● Problem to work on:
Separate out the lines that hold "from".

Figure collection entries:
- - - - -

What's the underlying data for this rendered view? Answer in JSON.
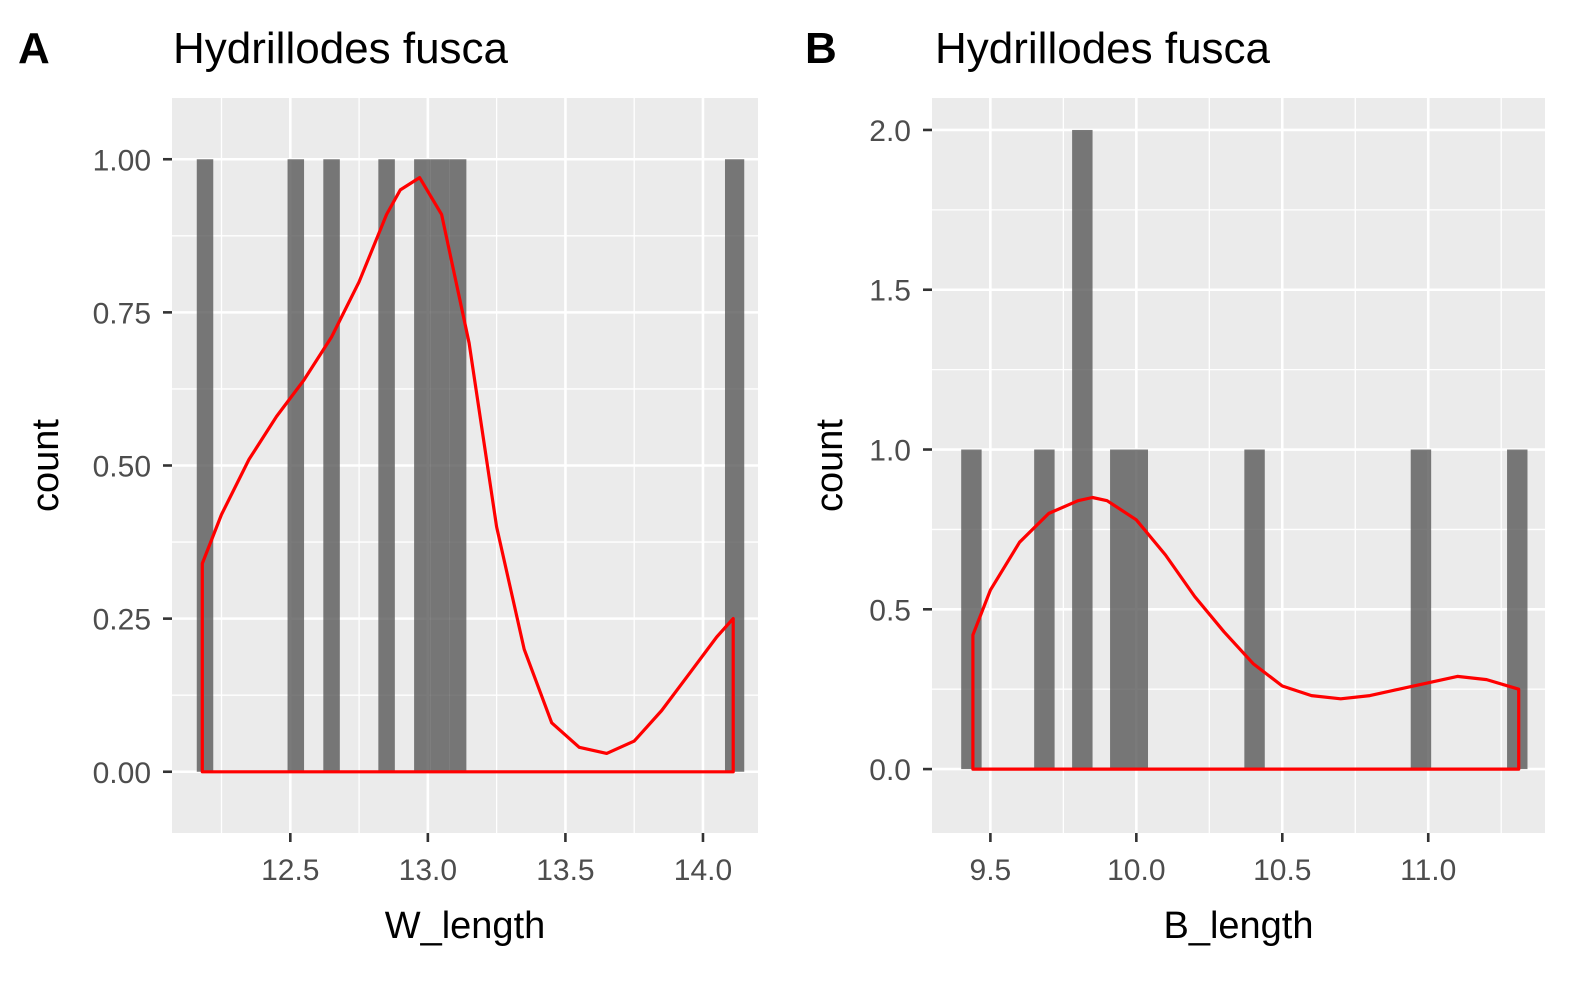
{
  "chart_data": [
    {
      "type": "bar",
      "tag": "A",
      "title": "Hydrillodes fusca",
      "xlabel": "W_length",
      "ylabel": "count",
      "xlim": [
        12.07,
        14.2
      ],
      "ylim": [
        -0.1,
        1.1
      ],
      "xticks": [
        12.5,
        13.0,
        13.5,
        14.0
      ],
      "xtick_labels": [
        "12.5",
        "13.0",
        "13.5",
        "14.0"
      ],
      "xticks_minor": [
        12.25,
        12.75,
        13.25,
        13.75
      ],
      "yticks": [
        0,
        0.25,
        0.5,
        0.75,
        1.0
      ],
      "ytick_labels": [
        "0.00",
        "0.25",
        "0.50",
        "0.75",
        "1.00"
      ],
      "yticks_minor": [
        0.125,
        0.375,
        0.625,
        0.875
      ],
      "grid": true,
      "bins": [
        {
          "x0": 12.16,
          "x1": 12.22,
          "count": 1
        },
        {
          "x0": 12.49,
          "x1": 12.55,
          "count": 1
        },
        {
          "x0": 12.62,
          "x1": 12.68,
          "count": 1
        },
        {
          "x0": 12.82,
          "x1": 12.88,
          "count": 1
        },
        {
          "x0": 12.95,
          "x1": 13.01,
          "count": 1
        },
        {
          "x0": 13.01,
          "x1": 13.08,
          "count": 1
        },
        {
          "x0": 13.08,
          "x1": 13.14,
          "count": 1
        },
        {
          "x0": 14.08,
          "x1": 14.15,
          "count": 1
        }
      ],
      "density": {
        "x": [
          12.18,
          12.25,
          12.35,
          12.45,
          12.55,
          12.65,
          12.75,
          12.85,
          12.9,
          12.97,
          13.05,
          13.15,
          13.25,
          13.35,
          13.45,
          13.55,
          13.65,
          13.75,
          13.85,
          13.95,
          14.05,
          14.11
        ],
        "y": [
          0.34,
          0.42,
          0.51,
          0.58,
          0.64,
          0.71,
          0.8,
          0.91,
          0.95,
          0.97,
          0.91,
          0.7,
          0.4,
          0.2,
          0.08,
          0.04,
          0.03,
          0.05,
          0.1,
          0.16,
          0.22,
          0.25
        ]
      }
    },
    {
      "type": "bar",
      "tag": "B",
      "title": "Hydrillodes fusca",
      "xlabel": "B_length",
      "ylabel": "count",
      "xlim": [
        9.3,
        11.4
      ],
      "ylim": [
        -0.2,
        2.1
      ],
      "xticks": [
        9.5,
        10.0,
        10.5,
        11.0
      ],
      "xtick_labels": [
        "9.5",
        "10.0",
        "10.5",
        "11.0"
      ],
      "xticks_minor": [
        9.75,
        10.25,
        10.75,
        11.25
      ],
      "yticks": [
        0,
        0.5,
        1.0,
        1.5,
        2.0
      ],
      "ytick_labels": [
        "0.0",
        "0.5",
        "1.0",
        "1.5",
        "2.0"
      ],
      "yticks_minor": [
        0.25,
        0.75,
        1.25,
        1.75
      ],
      "grid": true,
      "bins": [
        {
          "x0": 9.4,
          "x1": 9.47,
          "count": 1
        },
        {
          "x0": 9.65,
          "x1": 9.72,
          "count": 1
        },
        {
          "x0": 9.78,
          "x1": 9.85,
          "count": 2
        },
        {
          "x0": 9.91,
          "x1": 9.98,
          "count": 1
        },
        {
          "x0": 9.98,
          "x1": 10.04,
          "count": 1
        },
        {
          "x0": 10.37,
          "x1": 10.44,
          "count": 1
        },
        {
          "x0": 10.94,
          "x1": 11.01,
          "count": 1
        },
        {
          "x0": 11.27,
          "x1": 11.34,
          "count": 1
        }
      ],
      "density": {
        "x": [
          9.44,
          9.5,
          9.6,
          9.7,
          9.8,
          9.85,
          9.9,
          10.0,
          10.1,
          10.2,
          10.3,
          10.4,
          10.5,
          10.6,
          10.7,
          10.8,
          10.9,
          11.0,
          11.1,
          11.2,
          11.31
        ],
        "y": [
          0.42,
          0.56,
          0.71,
          0.8,
          0.84,
          0.85,
          0.84,
          0.78,
          0.67,
          0.54,
          0.43,
          0.33,
          0.26,
          0.23,
          0.22,
          0.23,
          0.25,
          0.27,
          0.29,
          0.28,
          0.25
        ]
      }
    }
  ]
}
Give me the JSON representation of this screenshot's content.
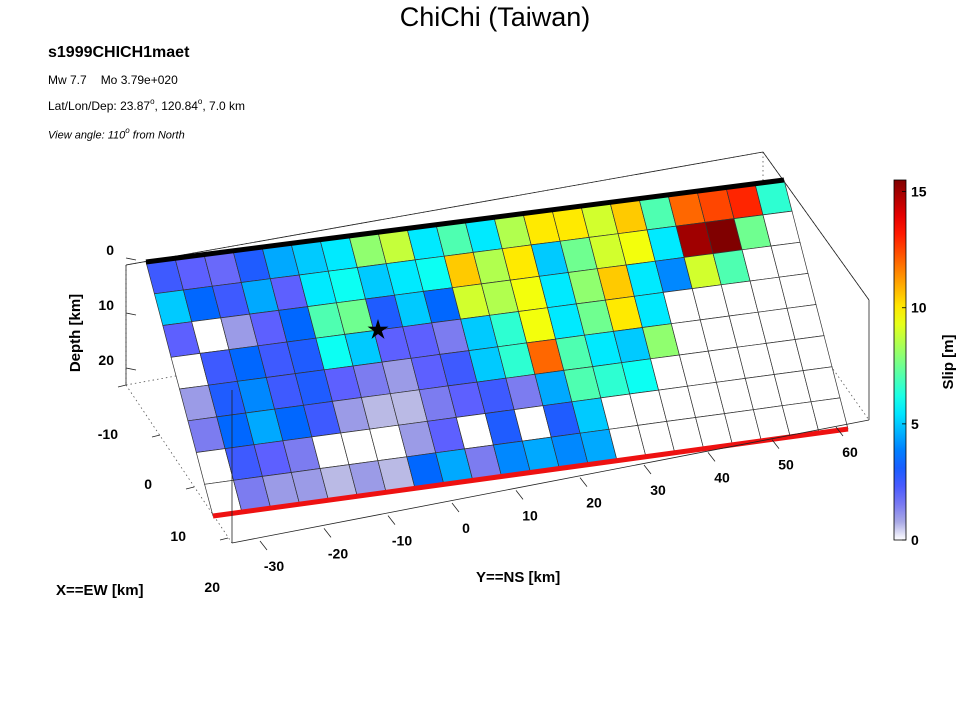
{
  "chart_data": {
    "type": "heatmap",
    "title": "ChiChi (Taiwan)",
    "model_name": "s1999CHICH1maet",
    "mw_label": "Mw 7.7",
    "mo_label": "Mo 3.79e+020",
    "location": {
      "prefix": "Lat/Lon/Dep: ",
      "lat": "23.87",
      "lon": "120.84",
      "tail": ", 7.0 km",
      "sup": "o"
    },
    "view": {
      "prefix": "View angle: 110",
      "sup": "o",
      "tail": " from North"
    },
    "zlabel": "Depth [km]",
    "xlabel": "X==EW [km]",
    "ylabel": "Y==NS [km]",
    "colorbar_label": "Slip [m]",
    "depth_ticks": [
      0,
      10,
      20
    ],
    "ew_ticks": [
      -10,
      0,
      10,
      20
    ],
    "ns_ticks": [
      -30,
      -20,
      -10,
      0,
      10,
      20,
      30,
      40,
      50,
      60
    ],
    "colorbar_ticks": [
      0,
      5,
      10,
      15
    ],
    "clim": [
      0,
      15.5
    ],
    "hypocenter": {
      "along_strike_km": 0,
      "down_dip_km": 10
    },
    "n_strike": 22,
    "n_dip": 8,
    "slip": [
      [
        2.5,
        2.0,
        1.8,
        3.0,
        4.5,
        5.0,
        5.5,
        8.0,
        8.8,
        5.5,
        7.0,
        5.5,
        8.5,
        10.0,
        10.0,
        9.0,
        10.5,
        7.0,
        12.0,
        12.5,
        13.0,
        6.5
      ],
      [
        5.0,
        3.5,
        2.5,
        4.5,
        2.0,
        5.5,
        6.0,
        5.0,
        5.5,
        6.0,
        10.5,
        8.5,
        10.0,
        5.0,
        7.5,
        9.0,
        9.5,
        5.5,
        15.0,
        15.5,
        7.5,
        0.0
      ],
      [
        2.0,
        0.0,
        1.0,
        2.0,
        3.5,
        7.0,
        7.5,
        3.0,
        5.0,
        3.5,
        9.0,
        8.5,
        9.5,
        5.5,
        8.0,
        10.5,
        5.5,
        4.0,
        9.0,
        7.0,
        0.0,
        0.0
      ],
      [
        0.0,
        2.5,
        3.5,
        2.5,
        3.0,
        6.0,
        5.0,
        2.0,
        2.0,
        1.5,
        5.0,
        6.5,
        9.5,
        5.5,
        7.5,
        10.0,
        5.5,
        0.0,
        0.0,
        0.0,
        0.0,
        0.0
      ],
      [
        1.0,
        3.0,
        4.0,
        2.5,
        3.0,
        2.0,
        1.5,
        1.0,
        2.0,
        2.5,
        5.0,
        6.5,
        12.0,
        7.0,
        5.5,
        5.0,
        8.0,
        0.0,
        0.0,
        0.0,
        0.0,
        0.0
      ],
      [
        1.5,
        3.5,
        4.5,
        3.5,
        2.5,
        1.0,
        0.5,
        0.5,
        1.5,
        2.0,
        2.5,
        1.5,
        4.5,
        7.0,
        6.5,
        6.0,
        0.0,
        0.0,
        0.0,
        0.0,
        0.0,
        0.0
      ],
      [
        0.0,
        2.5,
        2.0,
        1.5,
        0.0,
        0.0,
        0.0,
        1.0,
        2.0,
        0.0,
        3.0,
        0.0,
        3.0,
        5.0,
        0.0,
        0.0,
        0.0,
        0.0,
        0.0,
        0.0,
        0.0,
        0.0
      ],
      [
        0.0,
        1.5,
        1.0,
        1.0,
        0.5,
        1.0,
        0.5,
        3.5,
        4.5,
        1.5,
        4.0,
        4.5,
        4.0,
        4.5,
        0.0,
        0.0,
        0.0,
        0.0,
        0.0,
        0.0,
        0.0,
        0.0
      ]
    ]
  },
  "colors": {
    "top_edge": "#000000",
    "bottom_edge": "#ee1111",
    "grid_line": "#333333"
  }
}
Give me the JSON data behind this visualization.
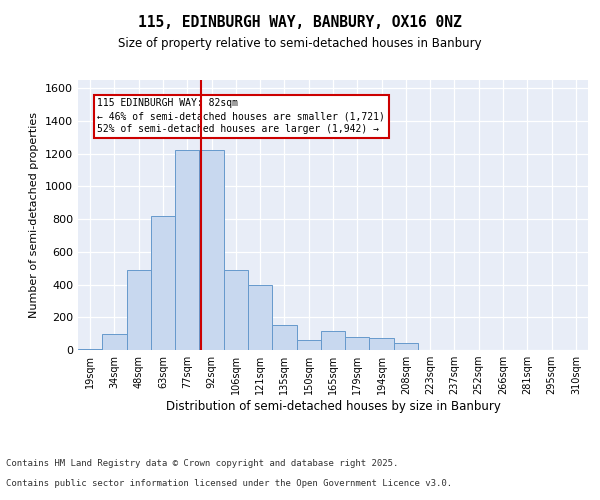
{
  "title_line1": "115, EDINBURGH WAY, BANBURY, OX16 0NZ",
  "title_line2": "Size of property relative to semi-detached houses in Banbury",
  "xlabel": "Distribution of semi-detached houses by size in Banbury",
  "ylabel": "Number of semi-detached properties",
  "categories": [
    "19sqm",
    "34sqm",
    "48sqm",
    "63sqm",
    "77sqm",
    "92sqm",
    "106sqm",
    "121sqm",
    "135sqm",
    "150sqm",
    "165sqm",
    "179sqm",
    "194sqm",
    "208sqm",
    "223sqm",
    "237sqm",
    "252sqm",
    "266sqm",
    "281sqm",
    "295sqm",
    "310sqm"
  ],
  "values": [
    5,
    100,
    490,
    820,
    1220,
    1220,
    490,
    400,
    155,
    60,
    115,
    80,
    75,
    40,
    0,
    0,
    0,
    0,
    0,
    0,
    0
  ],
  "bar_color": "#c8d8ef",
  "bar_edge_color": "#6699cc",
  "vline_x": 4.55,
  "vline_color": "#cc0000",
  "annotation_box_text": "115 EDINBURGH WAY: 82sqm\n← 46% of semi-detached houses are smaller (1,721)\n52% of semi-detached houses are larger (1,942) →",
  "ylim": [
    0,
    1650
  ],
  "yticks": [
    0,
    200,
    400,
    600,
    800,
    1000,
    1200,
    1400,
    1600
  ],
  "background_color": "#e8edf7",
  "footer_line1": "Contains HM Land Registry data © Crown copyright and database right 2025.",
  "footer_line2": "Contains public sector information licensed under the Open Government Licence v3.0."
}
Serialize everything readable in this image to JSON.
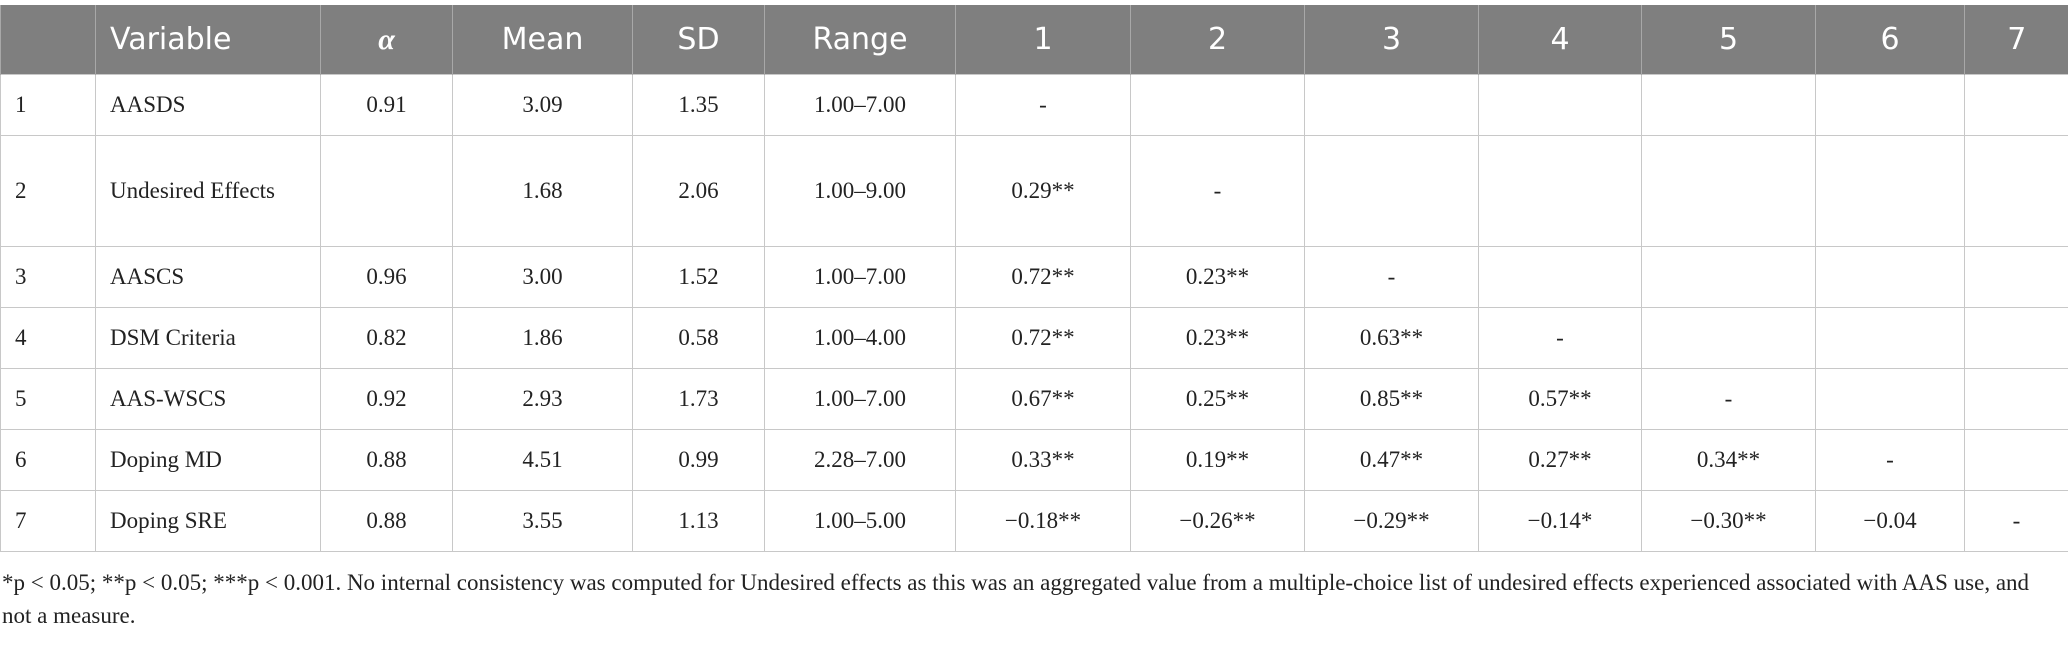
{
  "table": {
    "columns": [
      null,
      "Variable",
      "α",
      "Mean",
      "SD",
      "Range",
      "1",
      "2",
      "3",
      "4",
      "5",
      "6",
      "7"
    ],
    "rows": [
      [
        "1",
        "AASDS",
        "0.91",
        "3.09",
        "1.35",
        "1.00–7.00",
        "-",
        null,
        null,
        null,
        null,
        null,
        null
      ],
      [
        "2",
        "Undesired Effects",
        null,
        "1.68",
        "2.06",
        "1.00–9.00",
        "0.29**",
        "-",
        null,
        null,
        null,
        null,
        null
      ],
      [
        "3",
        "AASCS",
        "0.96",
        "3.00",
        "1.52",
        "1.00–7.00",
        "0.72**",
        "0.23**",
        "-",
        null,
        null,
        null,
        null
      ],
      [
        "4",
        "DSM Criteria",
        "0.82",
        "1.86",
        "0.58",
        "1.00–4.00",
        "0.72**",
        "0.23**",
        "0.63**",
        "-",
        null,
        null,
        null
      ],
      [
        "5",
        "AAS-WSCS",
        "0.92",
        "2.93",
        "1.73",
        "1.00–7.00",
        "0.67**",
        "0.25**",
        "0.85**",
        "0.57**",
        "-",
        null,
        null
      ],
      [
        "6",
        "Doping MD",
        "0.88",
        "4.51",
        "0.99",
        "2.28–7.00",
        "0.33**",
        "0.19**",
        "0.47**",
        "0.27**",
        "0.34**",
        "-",
        null
      ],
      [
        "7",
        "Doping SRE",
        "0.88",
        "3.55",
        "1.13",
        "1.00–5.00",
        "−0.18**",
        "−0.26**",
        "−0.29**",
        "−0.14*",
        "−0.30**",
        "−0.04",
        "-"
      ]
    ],
    "footnote": "*p < 0.05; **p < 0.05; ***p < 0.001. No internal consistency was computed for Undesired effects as this was an aggregated value from a multiple-choice list of undesired effects experienced associated with AAS use, and not a measure."
  }
}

- - - - -

● Full solution:
      "tail": " from North"
    "footnote": "*p < 0.05; **p < 0.05; ***p < 0.001. No internal consistency was computed for Undesired effects as this was an aggregated value from a multiple-choice list of undesired effects experienced associated with AAS use, and not a measure."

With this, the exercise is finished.